▸ **DATASET ENTRIES**:
────────

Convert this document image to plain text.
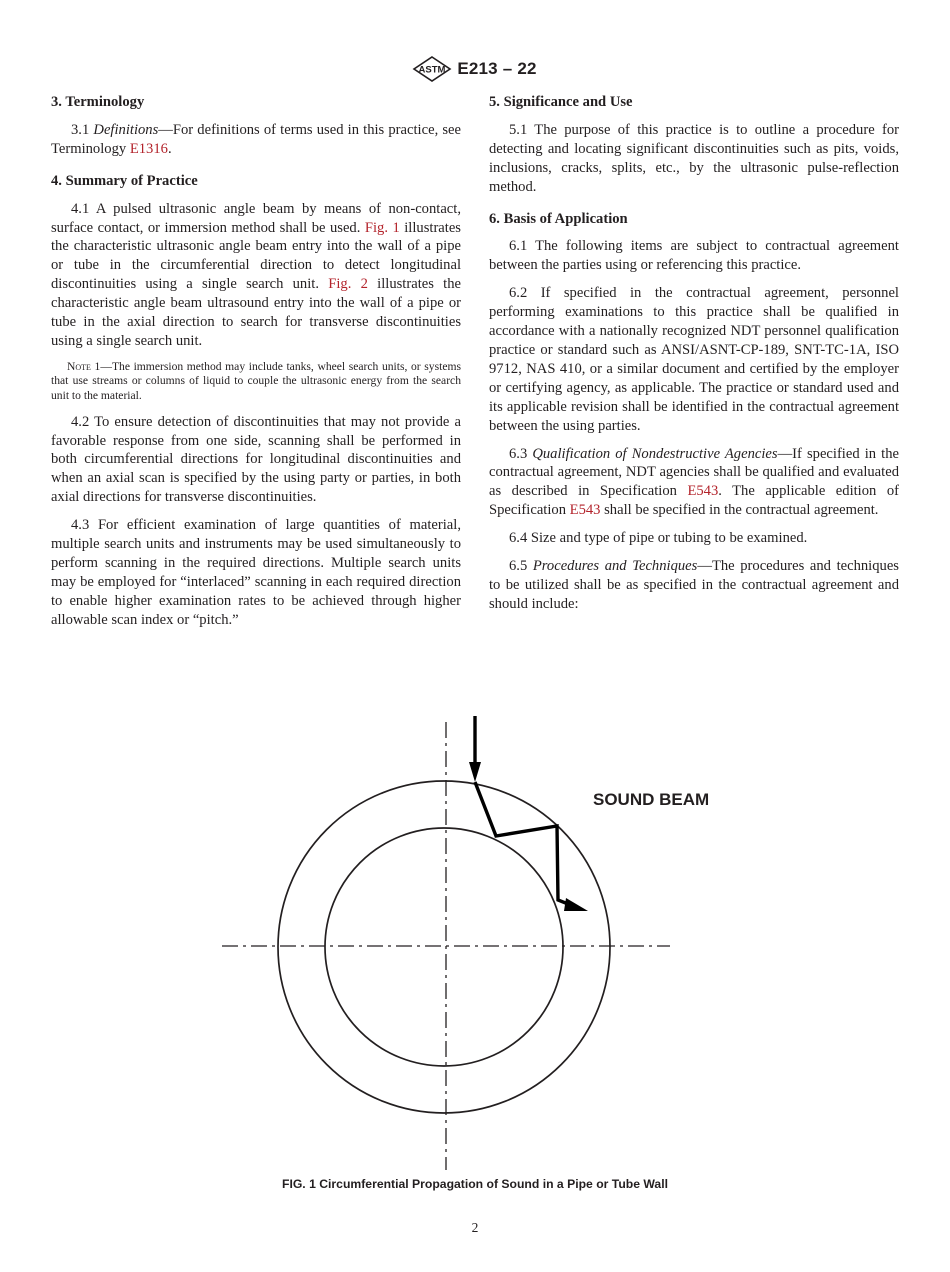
ASTM E213 – 22
3. Terminology

3.1 Definitions—For definitions of terms used in this practice, see Terminology E1316.

4. Summary of Practice

4.1 A pulsed ultrasonic angle beam by means of non-contact, surface contact, or immersion method shall be used. Fig. 1 illustrates the characteristic ultrasonic angle beam entry into the wall of a pipe or tube in the circumferential direction to detect longitudinal discontinuities using a single search unit. Fig. 2 illustrates the characteristic angle beam ultrasound entry into the wall of a pipe or tube in the axial direction to search for transverse discontinuities using a single search unit.

Note 1—The immersion method may include tanks, wheel search units, or systems that use streams or columns of liquid to couple the ultrasonic energy from the search unit to the material.

4.2 To ensure detection of discontinuities that may not provide a favorable response from one side, scanning shall be performed in both circumferential directions for longitudinal discontinuities and when an axial scan is specified by the using party or parties, in both axial directions for transverse discontinuities.

4.3 For efficient examination of large quantities of material, multiple search units and instruments may be used simultaneously to perform scanning in the required directions. Multiple search units may be employed for “interlaced” scanning in each required direction to enable higher examination rates to be achieved through higher allowable scan index or “pitch.”

5. Significance and Use

5.1 The purpose of this practice is to outline a procedure for detecting and locating significant discontinuities such as pits, voids, inclusions, cracks, splits, etc., by the ultrasonic pulse-reflection method.

6. Basis of Application

6.1 The following items are subject to contractual agreement between the parties using or referencing this practice.

6.2 If specified in the contractual agreement, personnel performing examinations to this practice shall be qualified in accordance with a nationally recognized NDT personnel qualification practice or standard such as ANSI/ASNT-CP-189, SNT-TC-1A, ISO 9712, NAS 410, or a similar document and certified by the employer or certifying agency, as applicable. The practice or standard used and its applicable revision shall be identified in the contractual agreement between the using parties.

6.3 Qualification of Nondestructive Agencies—If specified in the contractual agreement, NDT agencies shall be qualified and evaluated as described in Specification E543. The applicable edition of Specification E543 shall be specified in the contractual agreement.

6.4 Size and type of pipe or tubing to be examined.

6.5 Procedures and Techniques—The procedures and techniques to be utilized shall be as specified in the contractual agreement and should include:

SOUND BEAM
FIG. 1 Circumferential Propagation of Sound in a Pipe or Tube Wall
2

────────

▸ **DIRECTIONS FOR THIS TASK**:
Scan the listing above for the word "include" and copy every line that holds it.

▸ **RESPONSE TO THIS EXERCISE**:
Note 1—The immersion method may include tanks, wheel search units, or systems that use streams or columns of liquid to couple the ultrasonic energy from the search unit to the material.
6.5 Procedures and Techniques—The procedures and techniques to be utilized shall be as specified in the contractual agreement and should include:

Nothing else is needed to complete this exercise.